■ Text excerpt
= Hava Nagila =

Jewish traditional folk song in Hebrew

"Hava Nagila" (הָבָה נָגִילָה) is a Jewish folk song. It is traditionally sung at celebrations, such as weddings, bar and bat mitzvahs, and other Jewish holidays among the Jewish community. Written in 1918, it quickly spread through the Jewish diaspora.

== History ==
The melody is based on a Hassidic Nigun. It was composed in 1918 to celebrate the Balfour Declaration and the British victory over the Ottomans in 1917. It was first performed in a mixed choir concert in Jerusalem.

Abraham Zevi Idelsohn (1882–1938), a professor at Hebrew University, began cataloging all known Jewish music and teaching classes in musical composition. One of his students was a promising cantorial student, Moshe Nathanson, who with the rest of his class was presented by the professor with a slow, melodious, 19th-century chant (niggun or nigun) and assigned to add rhythm and words to fashion a modern Hebrew song. There are competing claims regarding "Hava Nagila"'s composer, with both Idelsohn and Nathanson being suggested.

■ Data listing
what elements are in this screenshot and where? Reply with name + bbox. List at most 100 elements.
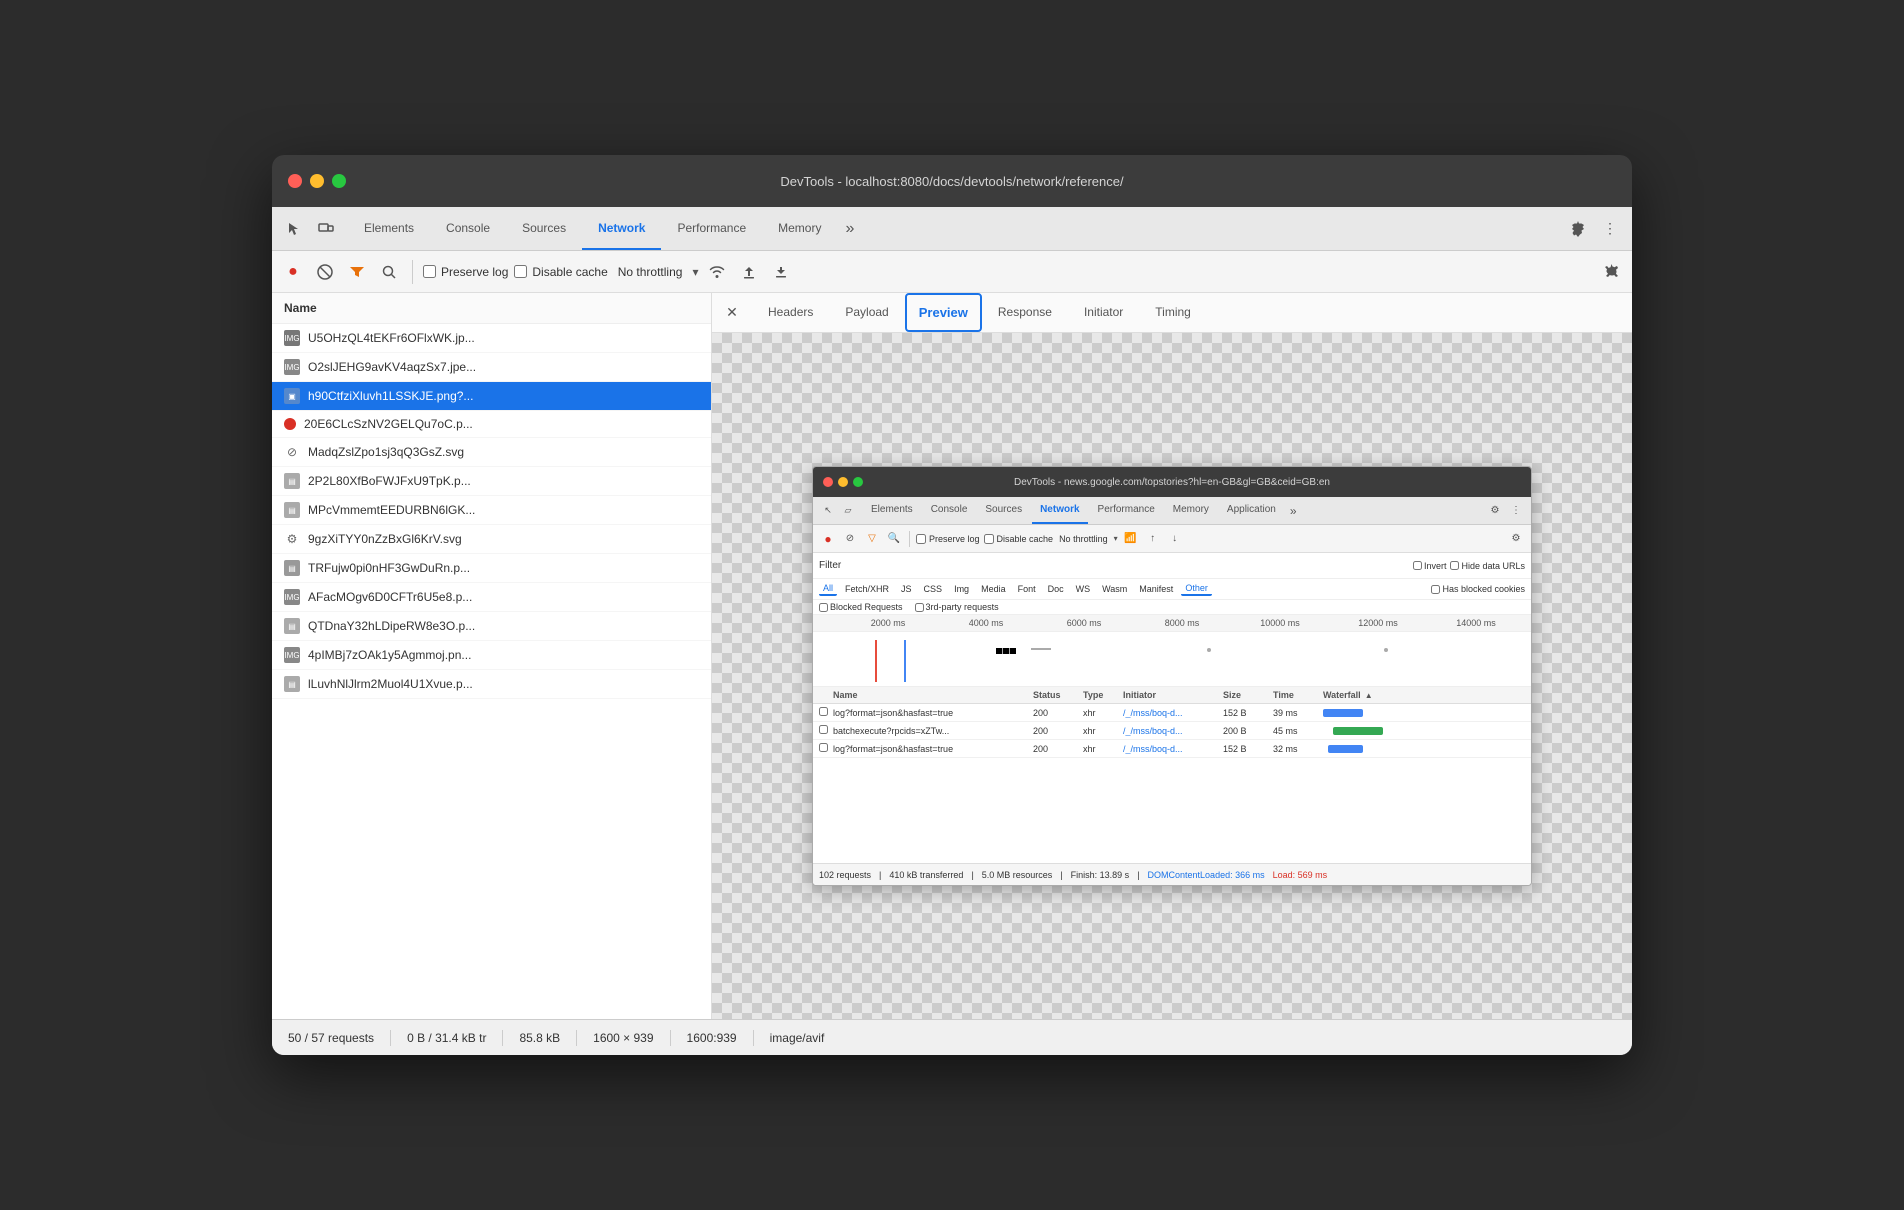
inner-filter-bar: Filter Invert Hide data URLs (813, 553, 1531, 579)
search-button[interactable] (376, 259, 402, 285)
devtools-window: DevTools - localhost:8080/docs/devtools/… (272, 155, 1632, 1055)
list-item[interactable]: ▤ QTDnaY32hLDipeRW8e3O.p... (272, 612, 711, 641)
inner-chip-manifest: Manifest (1135, 583, 1177, 595)
tab-network[interactable]: Network (582, 207, 661, 250)
list-item[interactable]: ▤ lLuvhNlJlrm2Muol4U1Xvue.p... (272, 670, 711, 699)
inner-network-settings: ⚙ (1507, 530, 1525, 548)
tab-response[interactable]: Response (982, 293, 1068, 332)
file-icon-img2: ▤ (284, 560, 300, 576)
list-item[interactable]: ⚙ 9gzXiTYY0nZzBxGl6KrV.svg (272, 525, 711, 554)
timeline-dot2 (1384, 648, 1388, 652)
inner-devtools-window: DevTools - news.google.com/topstories?hl… (812, 466, 1532, 886)
tab-initiator[interactable]: Initiator (1068, 293, 1139, 332)
inner-right-icons: ⚙ ⋮ (1486, 502, 1525, 520)
tab-sources[interactable]: Sources (506, 207, 582, 250)
tab-console[interactable]: Console (430, 207, 506, 250)
inner-tabs-bar: ↖ ▱ Elements Console Sources Network Per… (813, 497, 1531, 525)
inner-blocked-requests: Blocked Requests (819, 602, 903, 612)
inner-inspect-icon: ↖ (819, 502, 837, 520)
preserve-log-checkbox[interactable] (423, 265, 436, 278)
file-icon-blocked: ⊘ (284, 444, 300, 460)
timeline-blue-line (904, 640, 906, 682)
inner-tab-performance: Performance (1090, 497, 1163, 524)
inner-chip-css: CSS (920, 583, 947, 595)
file-list: IMG U5OHzQL4tEKFr6OFlxWK.jp... IMG O2slJ… (272, 324, 711, 1019)
file-icon-img4: IMG (284, 647, 300, 663)
inspect-icon[interactable] (280, 215, 308, 243)
tab-performance[interactable]: Performance (661, 207, 762, 250)
waterfall-bar-2 (1333, 727, 1383, 735)
more-tabs-button[interactable]: » (837, 207, 862, 250)
tab-preview[interactable]: Preview (905, 293, 982, 332)
file-list-panel: Name IMG U5OHzQL4tEKFr6OFlxWK.jp... IMG … (272, 293, 712, 1019)
list-item[interactable]: IMG U5OHzQL4tEKFr6OFlxWK.jp... (272, 324, 711, 353)
list-item-selected[interactable]: ▣ h90CtfziXluvh1LSSKJE.png?... (272, 382, 711, 411)
inner-more-icon: ⋮ (1507, 502, 1525, 520)
list-item[interactable]: ⊘ MadqZslZpo1sj3qQ3GsZ.svg (272, 438, 711, 467)
file-icon-img: IMG (284, 359, 300, 375)
disable-cache-label[interactable]: Disable cache (514, 265, 607, 279)
timeline-red-line (875, 640, 877, 682)
network-settings-icon[interactable] (1598, 259, 1624, 285)
clear-button[interactable] (312, 259, 338, 285)
inner-type-chips: All Fetch/XHR JS CSS Img Media Font Doc … (813, 579, 1531, 600)
settings-icon[interactable] (1564, 215, 1592, 243)
tabs-right-actions: ⋮ (1564, 215, 1624, 243)
record-button[interactable]: ● (280, 259, 306, 285)
filter-button[interactable] (344, 259, 370, 285)
close-preview-button[interactable]: ✕ (720, 301, 744, 325)
preview-tabs-bar: ✕ Headers Payload Preview Response Initi… (712, 293, 1632, 333)
list-item[interactable]: 20E6CLcSzNV2GELQu7oC.p... (272, 411, 711, 438)
list-item[interactable]: ▤ 2P2L80XfBoFWJFxU9TpK.p... (272, 467, 711, 496)
maximize-button[interactable] (332, 174, 346, 188)
inner-table-header: Name Status Type Initiator Size Time Wat… (813, 687, 1531, 704)
disable-cache-checkbox[interactable] (514, 265, 527, 278)
waterfall-bar-3 (1328, 745, 1363, 753)
timeline-dot1 (1207, 648, 1211, 652)
tab-headers[interactable]: Headers (752, 293, 829, 332)
inner-device-icon: ▱ (839, 502, 857, 520)
list-item[interactable]: ▤ MPcVmmemtEEDURBN6lGK... (272, 496, 711, 525)
inner-blocked-cookies: Has blocked cookies (1431, 584, 1525, 594)
file-icon-gray4: ▤ (284, 676, 300, 692)
inner-chip-ws: WS (1072, 583, 1095, 595)
inner-filter-btn: ▽ (863, 530, 881, 548)
status-sep3 (576, 1030, 577, 1046)
inner-invert: Invert (1413, 561, 1447, 571)
throttle-dropdown[interactable]: No throttling (614, 265, 687, 279)
main-tabs: Elements Console Sources Network Perform… (348, 207, 862, 250)
list-item[interactable]: ▤ TRFujw0pi0nHF3GwDuRn.p... (272, 554, 711, 583)
list-item[interactable]: IMG O2slJEHG9avKV4aqzSx7.jpe... (272, 353, 711, 382)
timeline-tick-container (813, 632, 1531, 686)
file-icon-blue: ▣ (284, 388, 300, 404)
status-bar: 50 / 57 requests 0 B / 31.4 kB tr 85.8 k… (272, 1019, 1632, 1055)
status-requests: 50 / 57 requests (288, 1031, 374, 1045)
inner-download-icon: ↓ (1166, 530, 1184, 548)
preview-panel: ✕ Headers Payload Preview Response Initi… (712, 293, 1632, 1019)
upload-icon[interactable] (736, 259, 762, 285)
device-toggle-icon[interactable] (312, 215, 340, 243)
inner-chip-js: JS (897, 583, 916, 595)
list-item[interactable]: IMG AFacMOgv6D0CFTr6U5e8.p... (272, 583, 711, 612)
inner-footer-sep2: | (971, 870, 973, 880)
inner-footer: 102 requests | 410 kB transferred | 5.0 … (813, 863, 1531, 885)
list-item[interactable]: IMG 4pIMBj7zOAk1y5Agmmoj.pn... (272, 641, 711, 670)
more-options-icon[interactable]: ⋮ (1596, 215, 1624, 243)
inner-footer-sep3: | (1060, 870, 1062, 880)
inner-preserve-log: Preserve log (916, 534, 980, 544)
minimize-button[interactable] (310, 174, 324, 188)
status-size: 85.8 kB (519, 1031, 560, 1045)
inner-hide-urls: Hide data URLs (1450, 561, 1525, 571)
tab-memory[interactable]: Memory (762, 207, 837, 250)
tab-payload[interactable]: Payload (829, 293, 904, 332)
inner-chip-font: Font (1014, 583, 1040, 595)
close-button[interactable] (288, 174, 302, 188)
status-sep1 (390, 1030, 391, 1046)
file-icon-gray2: ▤ (284, 502, 300, 518)
wifi-icon[interactable] (704, 259, 730, 285)
file-icon-img: IMG (284, 330, 300, 346)
download-icon[interactable] (768, 259, 794, 285)
tab-elements[interactable]: Elements (348, 207, 430, 250)
preserve-log-label[interactable]: Preserve log (423, 265, 508, 279)
tab-timing[interactable]: Timing (1139, 293, 1207, 332)
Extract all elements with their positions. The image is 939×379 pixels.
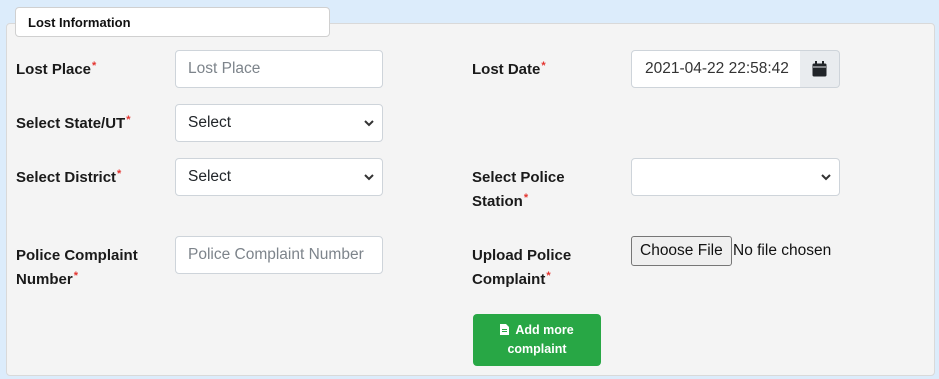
district-select[interactable]: Select: [175, 158, 383, 196]
police-station-select[interactable]: [631, 158, 840, 196]
police-station-label-line2: Station: [472, 193, 523, 210]
state-label: Select State/UT*: [16, 112, 131, 136]
chevron-down-icon: [821, 174, 831, 181]
required-mark: *: [117, 168, 122, 180]
state-selected-value: Select: [188, 114, 232, 131]
state-label-text: Select State/UT: [16, 115, 126, 132]
complaint-number-label-line1: Police Complaint: [16, 247, 138, 264]
district-label: Select District*: [16, 166, 121, 190]
date-picker-button[interactable]: [800, 50, 840, 88]
calendar-icon: [812, 61, 827, 77]
file-status-text: No file chosen: [733, 242, 832, 259]
required-mark: *: [92, 60, 97, 72]
lost-place-label: Lost Place*: [16, 58, 96, 82]
police-station-label-line1: Select Police: [472, 169, 565, 186]
upload-complaint-label-line1: Upload Police: [472, 247, 572, 264]
complaint-number-input[interactable]: Police Complaint Number: [175, 236, 383, 274]
lost-place-label-text: Lost Place: [16, 61, 92, 78]
complaint-number-label-line2: Number: [16, 271, 73, 288]
upload-complaint-label-line2: Complaint: [472, 271, 546, 288]
lost-date-value: 2021-04-22 22:58:42: [645, 60, 789, 77]
district-selected-value: Select: [188, 168, 232, 185]
lost-place-placeholder: Lost Place: [188, 60, 261, 77]
lost-date-label-text: Lost Date: [472, 61, 541, 78]
complaint-number-label: Police Complaint Number*: [16, 244, 138, 292]
add-more-line2: complaint: [507, 342, 567, 356]
add-more-line1: Add more: [515, 323, 574, 337]
lost-date-input[interactable]: 2021-04-22 22:58:42: [631, 50, 801, 88]
add-more-complaint-button[interactable]: Add more complaint: [473, 314, 601, 366]
file-icon: [500, 324, 510, 335]
required-mark: *: [73, 270, 78, 282]
lost-date-label: Lost Date*: [472, 58, 546, 82]
required-mark: *: [523, 192, 529, 204]
section-legend: Lost Information: [15, 7, 330, 37]
state-select[interactable]: Select: [175, 104, 383, 142]
choose-file-button[interactable]: Choose File: [631, 236, 732, 266]
lost-place-input[interactable]: Lost Place: [175, 50, 383, 88]
required-mark: *: [546, 270, 551, 282]
complaint-number-placeholder: Police Complaint Number: [188, 246, 364, 263]
police-station-label: Select Police Station*: [472, 166, 565, 214]
district-label-text: Select District: [16, 169, 117, 186]
required-mark: *: [541, 60, 546, 72]
required-mark: *: [126, 114, 131, 126]
chevron-down-icon: [364, 120, 374, 127]
chevron-down-icon: [364, 174, 374, 181]
upload-complaint-label: Upload Police Complaint*: [472, 244, 571, 292]
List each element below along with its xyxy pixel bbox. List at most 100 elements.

■ Tasks and exercises
(A) According to the Hava Nagila text, what did the 1918 composition celebrate?
(B) Extend the Hava Nagila text, picking up right after its final sentence.

■ Responses
(A) It celebrated the Balfour Declaration and the British victory over the Ottomans in 1917.

(B)
The niggun has been attributed to the Sadigurer Chasidim, who lived in what is now Ukraine. This version has been recreated by Daniel Gil, based on a traditional song collected by Susman Kiselgof. The text was probably refined by Idelsohn. Members of the community began to immigrate to Jerusalem in 1915, and Idelsohn wrote in 1932 that he had been inspired by that melody.

==Lyrics==
| Transliteration | Hebrew text | |
| Hava nagila | הָבָה נָגִילָה | Let's rejoice |
| Hava nagila | הָבָה נָגִילָה | Let's rejoice |
| Hava nagila ve-nismeḥa | הָבָה נָגִילָה וְנִשְׂמְחָה | Let's rejoice and be happy |
| | (repeat) | |
| Hava neranenah | הָבָה נְרַנְּנָה | Let's sing |
| Hava neranenah | הָבָה נְרַנְּנָה | Let's sing |
| Hava neranenah ve-nismeḥa | הָבָה נְרַנְּנָה וְנִשְׂמְחָה | Let's sing and be happy |
| | (repeat) | |
| Uru, uru aḥim! | עוּרוּ, עוּרוּ אַחִים! | Awake, awake, brothers! |
| Uru aḥim be-lev sameaḥ | עוּרוּ אַחִים בְּלֵב שָׂמֵחַ | Awake brothers with a happy heart |
| | (repeat line three times) | |
| Uru aḥim, uru aḥim! | עוּרוּ אַחִים, עוּרוּ אַחִים! | Awake, brothers, awake, brothers! |
| Be-lev sameaḥ | בְּלֵב שָׂמֵחַ | With a happy heart |
| | repeat (optional) | |

==Notable performers==
- Israeli folk duo Ran & Nama (Ran Eliran and Nechama Hendel) released what is likely the earliest recording of the version that was later made famous throughout the world, on their album Ran & Nama – The First Record (Hed Arzi AN-42-70, 1959).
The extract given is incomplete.